Collection entries:
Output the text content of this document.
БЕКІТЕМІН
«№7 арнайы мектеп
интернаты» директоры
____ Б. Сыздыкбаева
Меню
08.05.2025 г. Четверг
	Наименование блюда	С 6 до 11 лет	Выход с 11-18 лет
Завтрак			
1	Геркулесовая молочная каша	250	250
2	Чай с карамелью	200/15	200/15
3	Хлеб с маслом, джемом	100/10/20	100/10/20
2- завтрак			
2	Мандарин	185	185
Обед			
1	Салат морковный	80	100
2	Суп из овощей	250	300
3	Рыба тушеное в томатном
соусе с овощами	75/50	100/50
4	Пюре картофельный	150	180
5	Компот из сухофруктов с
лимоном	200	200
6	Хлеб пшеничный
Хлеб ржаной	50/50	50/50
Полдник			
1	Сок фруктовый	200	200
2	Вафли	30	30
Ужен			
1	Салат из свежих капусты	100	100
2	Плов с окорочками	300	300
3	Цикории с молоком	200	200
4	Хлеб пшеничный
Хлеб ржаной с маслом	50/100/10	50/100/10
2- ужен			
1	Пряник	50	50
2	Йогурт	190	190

Exercise description: How many lines in the records hold the string "маслом"? Reply with the number alone.

Exercise result: 2